Find the word "JSON" in the records below. List each line containing it.

↓

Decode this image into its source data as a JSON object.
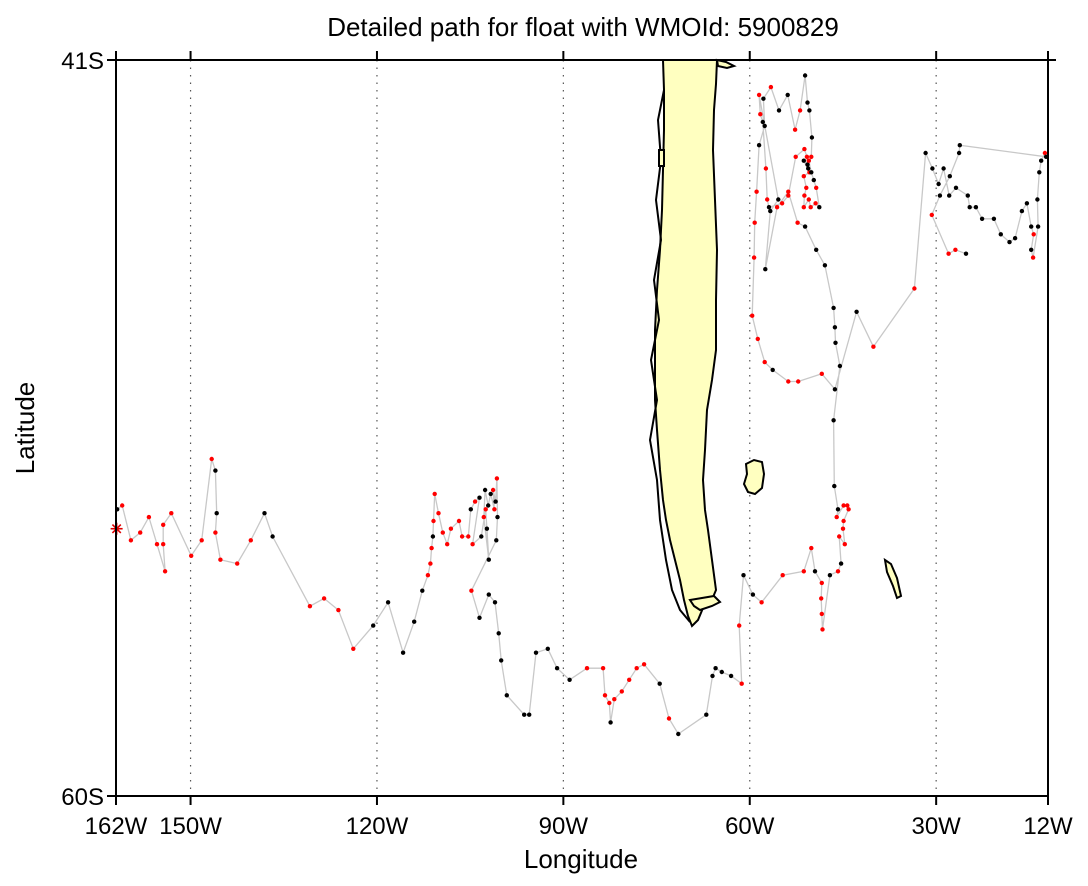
{
  "chart_data": {
    "type": "scatter",
    "title": "Detailed path for float with WMOId: 5900829",
    "xlabel": "Longitude",
    "ylabel": "Latitude",
    "xlim": [
      -162,
      -12
    ],
    "ylim": [
      -60,
      -41
    ],
    "x_ticks": [
      {
        "value": -162,
        "label": "162W"
      },
      {
        "value": -150,
        "label": "150W"
      },
      {
        "value": -120,
        "label": "120W"
      },
      {
        "value": -90,
        "label": "90W"
      },
      {
        "value": -60,
        "label": "60W"
      },
      {
        "value": -30,
        "label": "30W"
      },
      {
        "value": -12,
        "label": "12W"
      }
    ],
    "y_ticks": [
      {
        "value": -41,
        "label": "41S"
      },
      {
        "value": -60,
        "label": "60S"
      }
    ],
    "grid": {
      "vertical_dotted_at": [
        -150,
        -120,
        -90,
        -60,
        -30
      ]
    },
    "colors": {
      "land": "#ffffc0",
      "coast": "#000000",
      "track": "#c8c8c8",
      "point_black": "#000000",
      "point_red": "#ff0000",
      "start_marker": "#e00000"
    },
    "start": {
      "lon": -161.9,
      "lat": -53.1,
      "marker": "asterisk"
    },
    "track": [
      [
        -161.8,
        -52.6,
        0
      ],
      [
        -161.0,
        -52.5,
        1
      ],
      [
        -159.6,
        -53.4,
        1
      ],
      [
        -158.1,
        -53.2,
        1
      ],
      [
        -156.7,
        -52.8,
        1
      ],
      [
        -155.4,
        -53.5,
        1
      ],
      [
        -154.1,
        -54.2,
        1
      ],
      [
        -154.4,
        -53.5,
        1
      ],
      [
        -154.4,
        -53.0,
        1
      ],
      [
        -153.1,
        -52.7,
        1
      ],
      [
        -149.9,
        -53.8,
        1
      ],
      [
        -148.2,
        -53.4,
        1
      ],
      [
        -146.6,
        -51.3,
        1
      ],
      [
        -146.0,
        -51.6,
        0
      ],
      [
        -145.8,
        -52.7,
        0
      ],
      [
        -146.0,
        -53.2,
        1
      ],
      [
        -145.2,
        -53.9,
        1
      ],
      [
        -142.5,
        -54.0,
        1
      ],
      [
        -140.3,
        -53.4,
        1
      ],
      [
        -138.1,
        -52.7,
        0
      ],
      [
        -136.8,
        -53.3,
        0
      ],
      [
        -130.8,
        -55.1,
        1
      ],
      [
        -128.5,
        -54.9,
        1
      ],
      [
        -126.2,
        -55.2,
        1
      ],
      [
        -123.8,
        -56.2,
        1
      ],
      [
        -120.6,
        -55.6,
        0
      ],
      [
        -118.2,
        -55.0,
        0
      ],
      [
        -115.8,
        -56.3,
        0
      ],
      [
        -114.0,
        -55.5,
        0
      ],
      [
        -112.7,
        -54.7,
        0
      ],
      [
        -111.8,
        -54.3,
        1
      ],
      [
        -111.4,
        -54.0,
        1
      ],
      [
        -111.2,
        -53.6,
        1
      ],
      [
        -111.0,
        -53.3,
        0
      ],
      [
        -110.9,
        -52.9,
        1
      ],
      [
        -110.7,
        -52.2,
        1
      ],
      [
        -110.1,
        -52.7,
        1
      ],
      [
        -109.4,
        -53.2,
        1
      ],
      [
        -108.7,
        -53.5,
        1
      ],
      [
        -108.1,
        -53.1,
        1
      ],
      [
        -106.8,
        -52.9,
        1
      ],
      [
        -106.3,
        -53.3,
        1
      ],
      [
        -105.3,
        -53.3,
        1
      ],
      [
        -104.9,
        -52.6,
        0
      ],
      [
        -104.2,
        -52.4,
        1
      ],
      [
        -103.5,
        -52.3,
        0
      ],
      [
        -104.6,
        -53.5,
        1
      ],
      [
        -103.2,
        -53.3,
        0
      ],
      [
        -102.5,
        -52.6,
        1
      ],
      [
        -102.3,
        -53.1,
        0
      ],
      [
        -102.0,
        -53.9,
        0
      ],
      [
        -102.8,
        -52.8,
        1
      ],
      [
        -102.6,
        -52.1,
        0
      ],
      [
        -102.1,
        -52.5,
        0
      ],
      [
        -101.7,
        -52.2,
        0
      ],
      [
        -101.1,
        -52.6,
        1
      ],
      [
        -101.3,
        -52.1,
        1
      ],
      [
        -100.9,
        -52.4,
        0
      ],
      [
        -100.7,
        -51.8,
        1
      ],
      [
        -100.6,
        -52.8,
        0
      ],
      [
        -100.8,
        -53.4,
        0
      ],
      [
        -104.8,
        -54.7,
        1
      ],
      [
        -103.5,
        -55.4,
        0
      ],
      [
        -102.0,
        -54.8,
        0
      ],
      [
        -101.0,
        -55.0,
        0
      ],
      [
        -100.4,
        -55.8,
        0
      ],
      [
        -100.0,
        -56.5,
        0
      ],
      [
        -99.1,
        -57.4,
        0
      ],
      [
        -96.3,
        -57.9,
        0
      ],
      [
        -95.5,
        -57.9,
        0
      ],
      [
        -94.4,
        -56.3,
        0
      ],
      [
        -92.5,
        -56.2,
        0
      ],
      [
        -91.0,
        -56.7,
        0
      ],
      [
        -89.0,
        -57.0,
        0
      ],
      [
        -86.2,
        -56.7,
        1
      ],
      [
        -83.6,
        -56.7,
        1
      ],
      [
        -83.3,
        -57.4,
        1
      ],
      [
        -82.6,
        -57.6,
        1
      ],
      [
        -82.4,
        -58.1,
        0
      ],
      [
        -81.8,
        -57.5,
        1
      ],
      [
        -80.6,
        -57.3,
        1
      ],
      [
        -79.4,
        -57.0,
        1
      ],
      [
        -78.2,
        -56.7,
        1
      ],
      [
        -77.0,
        -56.6,
        1
      ],
      [
        -74.5,
        -57.1,
        0
      ],
      [
        -73.0,
        -58.0,
        1
      ],
      [
        -71.5,
        -58.4,
        0
      ],
      [
        -67.0,
        -57.9,
        0
      ],
      [
        -66.0,
        -56.9,
        0
      ],
      [
        -65.5,
        -56.7,
        0
      ],
      [
        -64.5,
        -56.8,
        0
      ],
      [
        -63.0,
        -56.9,
        0
      ],
      [
        -61.3,
        -57.1,
        1
      ],
      [
        -61.7,
        -55.6,
        1
      ],
      [
        -61.0,
        -54.3,
        0
      ],
      [
        -59.5,
        -54.8,
        0
      ],
      [
        -58.1,
        -55.0,
        1
      ],
      [
        -54.7,
        -54.3,
        1
      ],
      [
        -51.3,
        -54.2,
        1
      ],
      [
        -50.1,
        -53.6,
        1
      ],
      [
        -49.5,
        -54.2,
        0
      ],
      [
        -48.4,
        -54.5,
        1
      ],
      [
        -48.5,
        -54.9,
        1
      ],
      [
        -48.4,
        -55.3,
        1
      ],
      [
        -48.3,
        -55.7,
        1
      ],
      [
        -47.1,
        -54.3,
        0
      ],
      [
        -45.8,
        -54.2,
        1
      ],
      [
        -45.3,
        -54.0,
        0
      ],
      [
        -45.6,
        -53.3,
        1
      ],
      [
        -44.7,
        -53.5,
        1
      ],
      [
        -45.0,
        -53.1,
        1
      ],
      [
        -44.9,
        -52.9,
        1
      ],
      [
        -44.1,
        -52.6,
        1
      ],
      [
        -44.3,
        -52.5,
        1
      ],
      [
        -44.9,
        -52.5,
        1
      ],
      [
        -46.0,
        -52.8,
        1
      ],
      [
        -45.8,
        -52.6,
        0
      ],
      [
        -46.4,
        -52.0,
        0
      ],
      [
        -46.5,
        -50.3,
        0
      ],
      [
        -45.5,
        -48.9,
        0
      ],
      [
        -46.2,
        -48.3,
        0
      ],
      [
        -46.3,
        -47.9,
        0
      ],
      [
        -46.5,
        -47.4,
        0
      ],
      [
        -47.9,
        -46.3,
        0
      ],
      [
        -49.3,
        -45.9,
        0
      ],
      [
        -51.1,
        -45.3,
        0
      ],
      [
        -52.3,
        -45.2,
        1
      ],
      [
        -53.8,
        -44.4,
        1
      ],
      [
        -55.6,
        -44.8,
        1
      ],
      [
        -57.5,
        -46.4,
        0
      ],
      [
        -56.7,
        -44.9,
        0
      ],
      [
        -55.4,
        -44.6,
        0
      ],
      [
        -58.5,
        -41.9,
        1
      ],
      [
        -58.3,
        -42.4,
        1
      ],
      [
        -57.9,
        -42.6,
        0
      ],
      [
        -57.4,
        -43.8,
        1
      ],
      [
        -57.2,
        -44.6,
        1
      ],
      [
        -56.9,
        -44.8,
        0
      ],
      [
        -54.8,
        -44.7,
        1
      ],
      [
        -53.8,
        -44.5,
        1
      ],
      [
        -52.6,
        -43.5,
        1
      ],
      [
        -51.2,
        -43.3,
        1
      ],
      [
        -50.8,
        -43.5,
        1
      ],
      [
        -50.7,
        -43.7,
        0
      ],
      [
        -51.3,
        -43.6,
        0
      ],
      [
        -50.4,
        -43.9,
        1
      ],
      [
        -51.3,
        -44.0,
        1
      ],
      [
        -50.9,
        -44.3,
        1
      ],
      [
        -51.2,
        -44.5,
        1
      ],
      [
        -51.3,
        -44.8,
        1
      ],
      [
        -50.5,
        -44.6,
        1
      ],
      [
        -50.2,
        -44.8,
        1
      ],
      [
        -49.4,
        -44.7,
        1
      ],
      [
        -48.8,
        -44.8,
        0
      ],
      [
        -49.3,
        -44.3,
        1
      ],
      [
        -49.7,
        -44.1,
        0
      ],
      [
        -50.1,
        -43.9,
        0
      ],
      [
        -50.5,
        -43.6,
        1
      ],
      [
        -50.6,
        -43.8,
        0
      ],
      [
        -50.1,
        -43.5,
        1
      ],
      [
        -50.0,
        -43.0,
        0
      ],
      [
        -50.4,
        -42.3,
        0
      ],
      [
        -50.7,
        -42.1,
        0
      ],
      [
        -51.1,
        -41.4,
        0
      ],
      [
        -51.9,
        -42.3,
        1
      ],
      [
        -52.7,
        -42.8,
        1
      ],
      [
        -53.9,
        -41.9,
        0
      ],
      [
        -55.3,
        -42.3,
        0
      ],
      [
        -56.6,
        -41.7,
        1
      ],
      [
        -57.8,
        -42.0,
        0
      ],
      [
        -57.6,
        -42.7,
        0
      ],
      [
        -58.5,
        -43.2,
        0
      ],
      [
        -58.9,
        -44.4,
        1
      ],
      [
        -59.2,
        -45.2,
        1
      ],
      [
        -59.3,
        -46.1,
        1
      ],
      [
        -59.6,
        -47.6,
        1
      ],
      [
        -58.7,
        -48.2,
        1
      ],
      [
        -57.6,
        -48.8,
        1
      ],
      [
        -56.3,
        -49.0,
        0
      ],
      [
        -53.8,
        -49.3,
        1
      ],
      [
        -52.2,
        -49.3,
        1
      ],
      [
        -48.4,
        -49.1,
        1
      ],
      [
        -46.3,
        -49.5,
        0
      ],
      [
        -42.8,
        -47.5,
        0
      ],
      [
        -40.1,
        -48.4,
        1
      ],
      [
        -33.5,
        -46.9,
        1
      ],
      [
        -31.7,
        -43.4,
        0
      ],
      [
        -30.6,
        -43.8,
        0
      ],
      [
        -29.6,
        -44.2,
        0
      ],
      [
        -28.8,
        -43.8,
        0
      ],
      [
        -27.9,
        -44.5,
        0
      ],
      [
        -26.8,
        -44.3,
        0
      ],
      [
        -24.9,
        -44.5,
        0
      ],
      [
        -24.6,
        -44.8,
        0
      ],
      [
        -23.6,
        -44.8,
        0
      ],
      [
        -22.6,
        -45.1,
        0
      ],
      [
        -20.7,
        -45.1,
        0
      ],
      [
        -19.6,
        -45.5,
        0
      ],
      [
        -18.2,
        -45.7,
        0
      ],
      [
        -17.3,
        -45.6,
        0
      ],
      [
        -16.2,
        -44.9,
        0
      ],
      [
        -15.4,
        -44.7,
        0
      ],
      [
        -14.7,
        -45.3,
        0
      ],
      [
        -14.3,
        -45.5,
        1
      ],
      [
        -14.7,
        -45.9,
        0
      ],
      [
        -14.4,
        -46.1,
        1
      ],
      [
        -13.6,
        -45.3,
        0
      ],
      [
        -13.7,
        -44.6,
        0
      ],
      [
        -13.4,
        -43.9,
        0
      ],
      [
        -13.1,
        -43.6,
        0
      ],
      [
        -12.5,
        -43.4,
        1
      ],
      [
        -12.3,
        -43.5,
        0
      ],
      [
        -26.2,
        -43.2,
        0
      ],
      [
        -26.3,
        -43.4,
        0
      ],
      [
        -27.8,
        -44.0,
        0
      ],
      [
        -29.4,
        -44.5,
        0
      ],
      [
        -30.7,
        -45.0,
        1
      ],
      [
        -28.0,
        -46.0,
        1
      ],
      [
        -26.9,
        -45.9,
        1
      ],
      [
        -25.2,
        -46.0,
        0
      ]
    ]
  }
}
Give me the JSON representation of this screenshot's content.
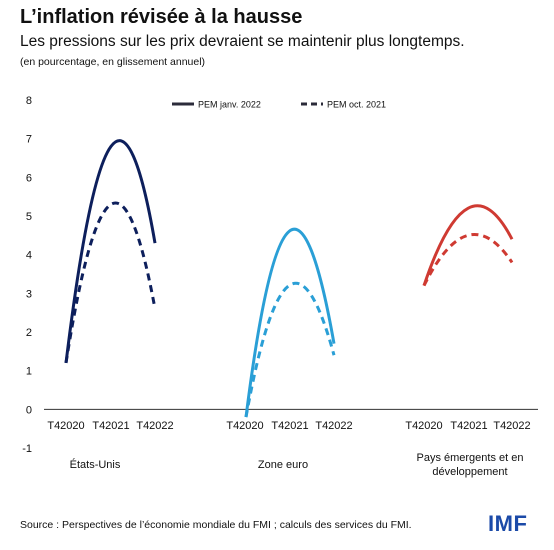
{
  "header": {
    "title": "L’inflation révisée à la hausse",
    "subtitle": "Les pressions sur les prix devraient se maintenir plus longtemps.",
    "note": "(en pourcentage, en glissement annuel)"
  },
  "chart_data": {
    "type": "line",
    "ylim": [
      -1,
      8
    ],
    "yticks": [
      "-1",
      "0",
      "1",
      "2",
      "3",
      "4",
      "5",
      "6",
      "7",
      "8"
    ],
    "x": [
      "T42020",
      "T42021",
      "T42022"
    ],
    "legend": [
      {
        "label": "PEM janv. 2022",
        "style": "solid"
      },
      {
        "label": "PEM oct. 2021",
        "style": "dashed"
      }
    ],
    "groups": [
      {
        "label": "États-Unis",
        "color": "#0d1f5c",
        "series": [
          {
            "name": "PEM janv. 2022",
            "style": "solid",
            "values": [
              1.2,
              6.8,
              4.3
            ]
          },
          {
            "name": "PEM oct. 2021",
            "style": "dashed",
            "values": [
              1.2,
              5.3,
              2.6
            ]
          }
        ]
      },
      {
        "label": "Zone euro",
        "color": "#2a9fd6",
        "series": [
          {
            "name": "PEM janv. 2022",
            "style": "solid",
            "values": [
              -0.2,
              4.6,
              1.7
            ]
          },
          {
            "name": "PEM oct. 2021",
            "style": "dashed",
            "values": [
              -0.2,
              3.2,
              1.4
            ]
          }
        ]
      },
      {
        "label_lines": [
          "Pays émergents et en",
          "développement"
        ],
        "color": "#cf3a32",
        "series": [
          {
            "name": "PEM janv. 2022",
            "style": "solid",
            "values": [
              3.2,
              5.2,
              4.4
            ]
          },
          {
            "name": "PEM oct. 2021",
            "style": "dashed",
            "values": [
              3.2,
              4.5,
              3.8
            ]
          }
        ]
      }
    ]
  },
  "footer": {
    "source": "Source : Perspectives de l’économie mondiale du FMI ; calculs des services du FMI.",
    "logo": "IMF"
  }
}
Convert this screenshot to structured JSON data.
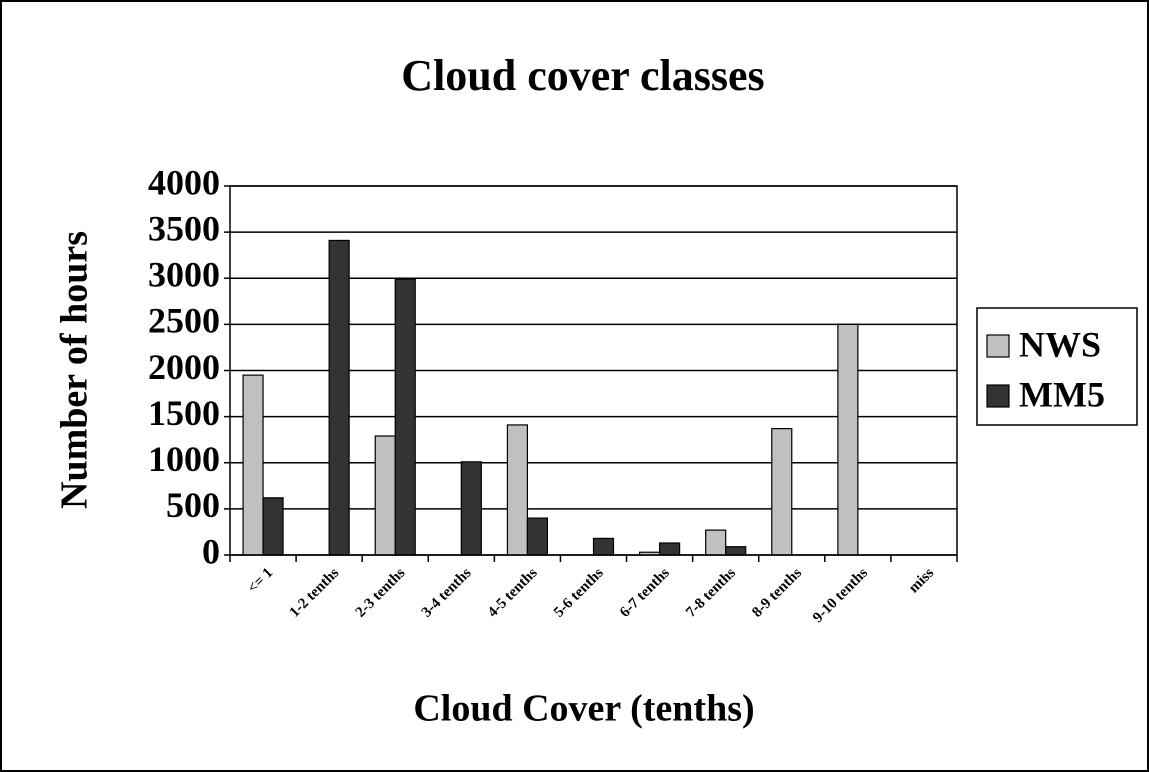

↑

Finished exercise:
Decode this image into its source data as a JSON object.
Give me the JSON representation of this screenshot's content.
Convert this screenshot to structured JSON data.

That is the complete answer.